GIVEN REQUEST: Go through the listing and return every line with "sales" in it.

RECORDS SHOWN:
★ ★ ★ ★ ★ ★ ★

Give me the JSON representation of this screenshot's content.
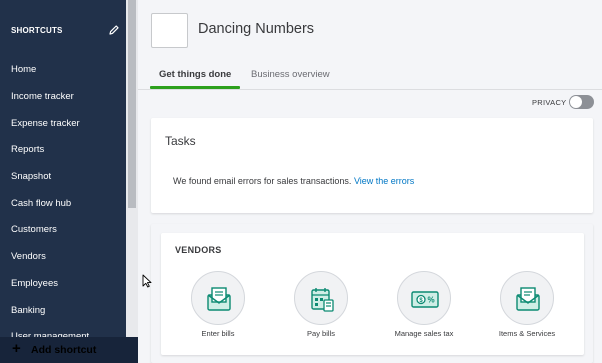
{
  "sidebar": {
    "header": "SHORTCUTS",
    "items": [
      {
        "label": "Home"
      },
      {
        "label": "Income tracker"
      },
      {
        "label": "Expense tracker"
      },
      {
        "label": "Reports"
      },
      {
        "label": "Snapshot"
      },
      {
        "label": "Cash flow hub"
      },
      {
        "label": "Customers"
      },
      {
        "label": "Vendors"
      },
      {
        "label": "Employees"
      },
      {
        "label": "Banking"
      },
      {
        "label": "User management"
      }
    ],
    "footer_label": "Add shortcut"
  },
  "header": {
    "company_name": "Dancing Numbers",
    "tabs": [
      {
        "label": "Get things done"
      },
      {
        "label": "Business overview"
      }
    ],
    "privacy_label": "PRIVACY"
  },
  "tasks": {
    "title": "Tasks",
    "message": "We found email errors for sales transactions.",
    "link": "View the errors"
  },
  "vendors": {
    "title": "VENDORS",
    "items": [
      {
        "label": "Enter bills",
        "icon": "bill-envelope-icon"
      },
      {
        "label": "Pay bills",
        "icon": "calendar-calculator-icon"
      },
      {
        "label": "Manage sales tax",
        "icon": "cash-percent-icon"
      },
      {
        "label": "Items & Services",
        "icon": "item-envelope-icon"
      }
    ]
  },
  "colors": {
    "sidebar_bg": "#21314a",
    "accent_green": "#2ca01c",
    "link_blue": "#0077c5",
    "icon_teal": "#0b8a72"
  }
}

★ ★ ★ ★ ★ ★ ★

EXERCISE ANSWER:
    "message": "We found email errors for sales transactions.",
        "label": "Manage sales tax",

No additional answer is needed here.